→ Exercise aim
Write out the whole of the material exactly.

→ Supplied entries
··········

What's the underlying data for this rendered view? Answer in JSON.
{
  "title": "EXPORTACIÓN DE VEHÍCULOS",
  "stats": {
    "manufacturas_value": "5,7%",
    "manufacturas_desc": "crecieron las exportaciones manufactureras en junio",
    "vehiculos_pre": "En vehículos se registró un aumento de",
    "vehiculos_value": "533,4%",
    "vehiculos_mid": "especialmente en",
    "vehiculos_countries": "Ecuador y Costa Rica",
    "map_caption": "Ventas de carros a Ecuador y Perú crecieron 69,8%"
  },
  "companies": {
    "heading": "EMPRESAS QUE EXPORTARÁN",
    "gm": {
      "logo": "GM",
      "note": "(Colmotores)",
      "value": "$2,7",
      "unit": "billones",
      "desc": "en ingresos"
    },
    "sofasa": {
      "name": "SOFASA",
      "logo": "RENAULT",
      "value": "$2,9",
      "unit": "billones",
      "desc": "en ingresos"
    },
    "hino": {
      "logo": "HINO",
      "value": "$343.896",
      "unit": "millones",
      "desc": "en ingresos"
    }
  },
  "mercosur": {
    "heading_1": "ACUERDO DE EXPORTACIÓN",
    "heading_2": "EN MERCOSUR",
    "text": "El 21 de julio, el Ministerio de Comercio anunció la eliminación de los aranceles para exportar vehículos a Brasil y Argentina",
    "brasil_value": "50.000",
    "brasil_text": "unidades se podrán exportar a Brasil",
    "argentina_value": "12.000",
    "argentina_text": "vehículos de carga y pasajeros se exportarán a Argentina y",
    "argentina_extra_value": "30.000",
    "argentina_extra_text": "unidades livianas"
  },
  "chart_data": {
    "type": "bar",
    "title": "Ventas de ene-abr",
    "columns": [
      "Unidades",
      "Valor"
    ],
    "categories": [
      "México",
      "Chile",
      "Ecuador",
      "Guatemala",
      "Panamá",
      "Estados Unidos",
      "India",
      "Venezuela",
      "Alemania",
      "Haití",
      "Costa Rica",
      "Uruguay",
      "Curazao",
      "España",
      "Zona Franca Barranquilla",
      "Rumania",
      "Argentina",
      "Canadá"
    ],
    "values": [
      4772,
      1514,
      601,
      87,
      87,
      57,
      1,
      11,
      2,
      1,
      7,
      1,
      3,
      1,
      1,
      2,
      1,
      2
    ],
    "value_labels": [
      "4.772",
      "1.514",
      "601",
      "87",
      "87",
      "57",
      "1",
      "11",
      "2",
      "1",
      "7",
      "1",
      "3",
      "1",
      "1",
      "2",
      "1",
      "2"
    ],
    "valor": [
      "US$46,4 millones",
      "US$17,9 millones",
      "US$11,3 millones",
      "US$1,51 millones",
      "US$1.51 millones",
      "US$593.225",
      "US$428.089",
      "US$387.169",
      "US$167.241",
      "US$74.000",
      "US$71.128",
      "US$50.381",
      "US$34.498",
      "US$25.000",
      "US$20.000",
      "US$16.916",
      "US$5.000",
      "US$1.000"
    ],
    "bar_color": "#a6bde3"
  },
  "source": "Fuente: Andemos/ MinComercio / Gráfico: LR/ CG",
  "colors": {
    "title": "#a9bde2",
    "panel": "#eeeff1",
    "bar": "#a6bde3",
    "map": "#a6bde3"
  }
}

··········

→ Reply
What's the underlying data for this rendered view? Answer in JSON.
{
  "title": "EXPORTACIÓN DE VEHÍCULOS",
  "stats": {
    "manufacturas_value": "5,7%",
    "manufacturas_desc": "crecieron las exportaciones manufactureras en junio",
    "vehiculos_pre": "En vehículos se registró un aumento de",
    "vehiculos_value": "533,4%",
    "vehiculos_mid": "especialmente en",
    "vehiculos_countries": "Ecuador y Costa Rica",
    "map_caption": "Ventas de carros a Ecuador y Perú crecieron 69,8%"
  },
  "companies": {
    "heading": "EMPRESAS QUE EXPORTARÁN",
    "gm": {
      "logo": "GM",
      "note": "(Colmotores)",
      "value": "$2,7",
      "unit": "billones",
      "desc": "en ingresos"
    },
    "sofasa": {
      "name": "SOFASA",
      "logo": "RENAULT",
      "value": "$2,9",
      "unit": "billones",
      "desc": "en ingresos"
    },
    "hino": {
      "logo": "HINO",
      "value": "$343.896",
      "unit": "millones",
      "desc": "en ingresos"
    }
  },
  "mercosur": {
    "heading_1": "ACUERDO DE EXPORTACIÓN",
    "heading_2": "EN MERCOSUR",
    "text": "El 21 de julio, el Ministerio de Comercio anunció la eliminación de los aranceles para exportar vehículos a Brasil y Argentina",
    "brasil_value": "50.000",
    "brasil_text": "unidades se podrán exportar a Brasil",
    "argentina_value": "12.000",
    "argentina_text": "vehículos de carga y pasajeros se exportarán a Argentina y",
    "argentina_extra_value": "30.000",
    "argentina_extra_text": "unidades livianas"
  },
  "chart_data": {
    "type": "bar",
    "title": "Ventas de ene-abr",
    "columns": [
      "Unidades",
      "Valor"
    ],
    "categories": [
      "México",
      "Chile",
      "Ecuador",
      "Guatemala",
      "Panamá",
      "Estados Unidos",
      "India",
      "Venezuela",
      "Alemania",
      "Haití",
      "Costa Rica",
      "Uruguay",
      "Curazao",
      "España",
      "Zona Franca Barranquilla",
      "Rumania",
      "Argentina",
      "Canadá"
    ],
    "values": [
      4772,
      1514,
      601,
      87,
      87,
      57,
      1,
      11,
      2,
      1,
      7,
      1,
      3,
      1,
      1,
      2,
      1,
      2
    ],
    "value_labels": [
      "4.772",
      "1.514",
      "601",
      "87",
      "87",
      "57",
      "1",
      "11",
      "2",
      "1",
      "7",
      "1",
      "3",
      "1",
      "1",
      "2",
      "1",
      "2"
    ],
    "valor": [
      "US$46,4 millones",
      "US$17,9 millones",
      "US$11,3 millones",
      "US$1,51 millones",
      "US$1.51 millones",
      "US$593.225",
      "US$428.089",
      "US$387.169",
      "US$167.241",
      "US$74.000",
      "US$71.128",
      "US$50.381",
      "US$34.498",
      "US$25.000",
      "US$20.000",
      "US$16.916",
      "US$5.000",
      "US$1.000"
    ],
    "bar_color": "#a6bde3"
  },
  "source": "Fuente: Andemos/ MinComercio / Gráfico: LR/ CG",
  "colors": {
    "title": "#a9bde2",
    "panel": "#eeeff1",
    "bar": "#a6bde3",
    "map": "#a6bde3"
  }
}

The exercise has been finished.